Using the records below, report how many lines hold "Ratio", with no extra text.
START Extracted data
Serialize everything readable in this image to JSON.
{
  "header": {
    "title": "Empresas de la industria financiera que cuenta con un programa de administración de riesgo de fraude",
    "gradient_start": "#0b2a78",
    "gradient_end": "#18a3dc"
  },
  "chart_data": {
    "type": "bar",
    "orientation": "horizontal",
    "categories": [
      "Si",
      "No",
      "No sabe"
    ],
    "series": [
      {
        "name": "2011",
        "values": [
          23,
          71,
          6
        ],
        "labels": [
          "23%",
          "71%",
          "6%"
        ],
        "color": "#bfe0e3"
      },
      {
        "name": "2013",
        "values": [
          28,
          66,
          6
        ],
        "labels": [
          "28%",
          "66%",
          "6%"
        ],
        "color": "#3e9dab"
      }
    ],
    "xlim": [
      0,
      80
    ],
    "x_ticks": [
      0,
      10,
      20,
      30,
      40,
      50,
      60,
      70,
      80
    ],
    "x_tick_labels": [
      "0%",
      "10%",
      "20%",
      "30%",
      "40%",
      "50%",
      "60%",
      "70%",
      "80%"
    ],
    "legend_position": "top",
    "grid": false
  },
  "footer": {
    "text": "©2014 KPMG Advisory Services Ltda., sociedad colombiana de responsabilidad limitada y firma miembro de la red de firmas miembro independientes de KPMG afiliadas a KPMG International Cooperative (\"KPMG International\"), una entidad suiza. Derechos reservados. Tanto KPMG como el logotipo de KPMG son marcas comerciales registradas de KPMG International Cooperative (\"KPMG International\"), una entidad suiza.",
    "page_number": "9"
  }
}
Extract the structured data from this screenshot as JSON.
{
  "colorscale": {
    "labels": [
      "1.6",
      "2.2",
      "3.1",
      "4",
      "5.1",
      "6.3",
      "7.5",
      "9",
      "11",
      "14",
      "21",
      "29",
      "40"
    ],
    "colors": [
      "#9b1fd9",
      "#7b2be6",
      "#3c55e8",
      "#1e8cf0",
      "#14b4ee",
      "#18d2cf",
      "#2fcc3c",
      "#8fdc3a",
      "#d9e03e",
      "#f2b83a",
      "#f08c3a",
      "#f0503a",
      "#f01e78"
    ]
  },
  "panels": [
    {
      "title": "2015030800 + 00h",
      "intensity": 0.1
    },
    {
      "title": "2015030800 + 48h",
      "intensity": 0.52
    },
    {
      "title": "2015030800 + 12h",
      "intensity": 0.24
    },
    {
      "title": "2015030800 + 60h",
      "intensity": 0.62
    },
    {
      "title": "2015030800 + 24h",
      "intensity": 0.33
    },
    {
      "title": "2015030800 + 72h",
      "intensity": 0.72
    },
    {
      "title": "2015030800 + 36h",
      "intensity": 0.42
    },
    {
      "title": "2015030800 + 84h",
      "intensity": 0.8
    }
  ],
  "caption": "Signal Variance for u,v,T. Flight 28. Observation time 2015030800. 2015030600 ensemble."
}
END Extracted data
START Extracted data
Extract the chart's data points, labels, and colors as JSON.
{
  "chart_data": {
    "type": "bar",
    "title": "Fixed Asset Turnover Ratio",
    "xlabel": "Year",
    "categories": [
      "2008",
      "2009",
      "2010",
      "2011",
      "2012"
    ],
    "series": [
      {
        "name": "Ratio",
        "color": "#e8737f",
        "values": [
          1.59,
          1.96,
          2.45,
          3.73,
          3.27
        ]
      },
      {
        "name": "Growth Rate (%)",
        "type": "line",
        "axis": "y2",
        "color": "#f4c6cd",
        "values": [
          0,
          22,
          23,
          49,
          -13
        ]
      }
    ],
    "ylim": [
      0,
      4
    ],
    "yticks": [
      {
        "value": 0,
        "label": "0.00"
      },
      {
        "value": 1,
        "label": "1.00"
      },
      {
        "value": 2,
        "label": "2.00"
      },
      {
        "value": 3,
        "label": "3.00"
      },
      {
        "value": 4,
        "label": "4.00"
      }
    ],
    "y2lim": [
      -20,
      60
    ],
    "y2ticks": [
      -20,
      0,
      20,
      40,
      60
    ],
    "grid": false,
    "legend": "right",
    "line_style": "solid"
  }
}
END Extracted data
# [Answer to the exercise]
2